WHAT IS ASKED: What follows is a listing; restate every line of it word for word.
— Begin —
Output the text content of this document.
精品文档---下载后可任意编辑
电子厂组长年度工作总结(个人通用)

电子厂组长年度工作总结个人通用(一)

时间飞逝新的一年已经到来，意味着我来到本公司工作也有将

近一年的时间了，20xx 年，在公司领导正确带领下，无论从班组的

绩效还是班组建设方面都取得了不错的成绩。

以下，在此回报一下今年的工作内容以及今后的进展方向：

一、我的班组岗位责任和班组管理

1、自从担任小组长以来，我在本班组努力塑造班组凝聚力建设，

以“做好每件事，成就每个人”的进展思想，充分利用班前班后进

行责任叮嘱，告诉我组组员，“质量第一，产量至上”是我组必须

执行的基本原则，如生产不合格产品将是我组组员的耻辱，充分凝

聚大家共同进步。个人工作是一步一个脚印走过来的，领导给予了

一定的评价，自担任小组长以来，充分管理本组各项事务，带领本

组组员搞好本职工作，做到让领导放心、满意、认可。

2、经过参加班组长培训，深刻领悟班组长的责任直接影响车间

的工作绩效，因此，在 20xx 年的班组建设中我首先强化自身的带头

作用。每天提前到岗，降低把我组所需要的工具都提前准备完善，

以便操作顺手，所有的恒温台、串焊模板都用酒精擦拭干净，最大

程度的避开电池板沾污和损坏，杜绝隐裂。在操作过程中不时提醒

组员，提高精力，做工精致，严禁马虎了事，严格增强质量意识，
— End —
IN RESPONSE:
Output the text content of this document.
精品文档---下载后可任意编辑
电子厂组长年度工作总结(个人通用)

电子厂组长年度工作总结个人通用(一)

时间飞逝新的一年已经到来，意味着我来到本公司工作也有将

近一年的时间了，20xx 年，在公司领导正确带领下，无论从班组的

绩效还是班组建设方面都取得了不错的成绩。

以下，在此回报一下今年的工作内容以及今后的进展方向：

一、我的班组岗位责任和班组管理

1、自从担任小组长以来，我在本班组努力塑造班组凝聚力建设，

以“做好每件事，成就每个人”的进展思想，充分利用班前班后进

行责任叮嘱，告诉我组组员，“质量第一，产量至上”是我组必须

执行的基本原则，如生产不合格产品将是我组组员的耻辱，充分凝

聚大家共同进步。个人工作是一步一个脚印走过来的，领导给予了

一定的评价，自担任小组长以来，充分管理本组各项事务，带领本

组组员搞好本职工作，做到让领导放心、满意、认可。

2、经过参加班组长培训，深刻领悟班组长的责任直接影响车间

的工作绩效，因此，在 20xx 年的班组建设中我首先强化自身的带头

作用。每天提前到岗，降低把我组所需要的工具都提前准备完善，

以便操作顺手，所有的恒温台、串焊模板都用酒精擦拭干净，最大

程度的避开电池板沾污和损坏，杜绝隐裂。在操作过程中不时提醒

组员，提高精力，做工精致，严禁马虎了事，严格增强质量意识，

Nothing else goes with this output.